> Set problem
Each entry must be given again exactly; images do not belong in the copy.

> Dataset excerpts

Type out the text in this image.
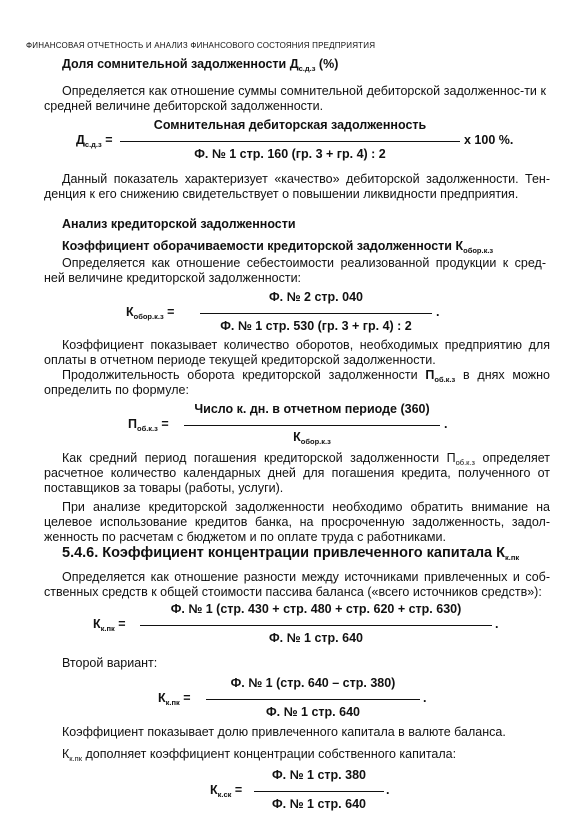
ФИНАНСОВАЯ ОТЧЕТНОСТЬ И АНАЛИЗ ФИНАНСОВОГО СОСТОЯНИЯ ПРЕДПРИЯТИЯ
Доля сомнительной задолженности $Д_{с.д.з}$ (%)

Определяется как отношение суммы сомнительной дебиторской задолженнос-ти к средней величине дебиторской задолженности.

$Д_{с.д.з}$ =
Сомнительная дебиторская задолженность
Ф. № 1 стр. 160 (гр. 3 + гр. 4) : 2
x 100 %.

Данный показатель характеризует «качество» дебиторской задолженности. Тен-денция к его снижению свидетельствует о повышении ликвидности предприятия.

Анализ кредиторской задолженности
Коэффициент оборачиваемости кредиторской задолженности $К_{обор.к.з}$

Определяется как отношение себестоимости реализованной продукции к сред-ней величине кредиторской задолженности:

$К_{обор.к.з}$ =
Ф. № 2 стр. 040
Ф. № 1 стр. 530 (гр. 3 + гр. 4) : 2
.

Коэффициент показывает количество оборотов, необходимых предприятию для оплаты в отчетном периоде текущей кредиторской задолженности.

Продолжительность оборота кредиторской задолженности $П_{об.к.з}$ в днях можно определить по формуле:

$П_{об.к.з}$ =
Число к. дн. в отчетном периоде (360)
$К_{обор.к.з}$
.

Как средний период погашения кредиторской задолженности $П_{об.к.з}$ определяет расчетное количество календарных дней для погашения кредита, полученного от поставщиков за товары (работы, услуги).

При анализе кредиторской задолженности необходимо обратить внимание на целевое использование кредитов банка, на просроченную задолженность, задол-женность по расчетам с бюджетом и по оплате труда с работниками.

5.4.6. Коэффициент концентрации привлеченного капитала $К_{к.пк}$

Определяется как отношение разности между источниками привлеченных и соб-ственных средств к общей стоимости пассива баланса («всего источников средств»):

$К_{к.пк}$ =
Ф. № 1 (стр. 430 + стр. 480 + стр. 620 + стр. 630)
Ф. № 1 стр. 640
.
Второй вариант:
$К_{к.пк}$ =
Ф. № 1 (стр. 640 – стр. 380)
Ф. № 1 стр. 640
.

Коэффициент показывает долю привлеченного капитала в валюте баланса.

$К_{к.пк}$ дополняет коэффициент концентрации собственного капитала:

$К_{к.ск}$ =
Ф. № 1 стр. 380
Ф. № 1 стр. 640
.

> Written answer
Type out the text in this image.
ФИНАНСОВАЯ ОТЧЕТНОСТЬ И АНАЛИЗ ФИНАНСОВОГО СОСТОЯНИЯ ПРЕДПРИЯТИЯ
Доля сомнительной задолженности $Д_{с.д.з}$ (%)

Определяется как отношение суммы сомнительной дебиторской задолженнос-ти к средней величине дебиторской задолженности.

$Д_{с.д.з}$ =
Сомнительная дебиторская задолженность
Ф. № 1 стр. 160 (гр. 3 + гр. 4) : 2
x 100 %.

Данный показатель характеризует «качество» дебиторской задолженности. Тен-денция к его снижению свидетельствует о повышении ликвидности предприятия.

Анализ кредиторской задолженности
Коэффициент оборачиваемости кредиторской задолженности $К_{обор.к.з}$

Определяется как отношение себестоимости реализованной продукции к сред-ней величине кредиторской задолженности:

$К_{обор.к.з}$ =
Ф. № 2 стр. 040
Ф. № 1 стр. 530 (гр. 3 + гр. 4) : 2
.

Коэффициент показывает количество оборотов, необходимых предприятию для оплаты в отчетном периоде текущей кредиторской задолженности.

Продолжительность оборота кредиторской задолженности $П_{об.к.з}$ в днях можно определить по формуле:

$П_{об.к.з}$ =
Число к. дн. в отчетном периоде (360)
$К_{обор.к.з}$
.

Как средний период погашения кредиторской задолженности $П_{об.к.з}$ определяет расчетное количество календарных дней для погашения кредита, полученного от поставщиков за товары (работы, услуги).

При анализе кредиторской задолженности необходимо обратить внимание на целевое использование кредитов банка, на просроченную задолженность, задол-женность по расчетам с бюджетом и по оплате труда с работниками.

5.4.6. Коэффициент концентрации привлеченного капитала $К_{к.пк}$

Определяется как отношение разности между источниками привлеченных и соб-ственных средств к общей стоимости пассива баланса («всего источников средств»):

$К_{к.пк}$ =
Ф. № 1 (стр. 430 + стр. 480 + стр. 620 + стр. 630)
Ф. № 1 стр. 640
.
Второй вариант:
$К_{к.пк}$ =
Ф. № 1 (стр. 640 – стр. 380)
Ф. № 1 стр. 640
.

Коэффициент показывает долю привлеченного капитала в валюте баланса.

$К_{к.пк}$ дополняет коэффициент концентрации собственного капитала:

$К_{к.ск}$ =
Ф. № 1 стр. 380
Ф. № 1 стр. 640
.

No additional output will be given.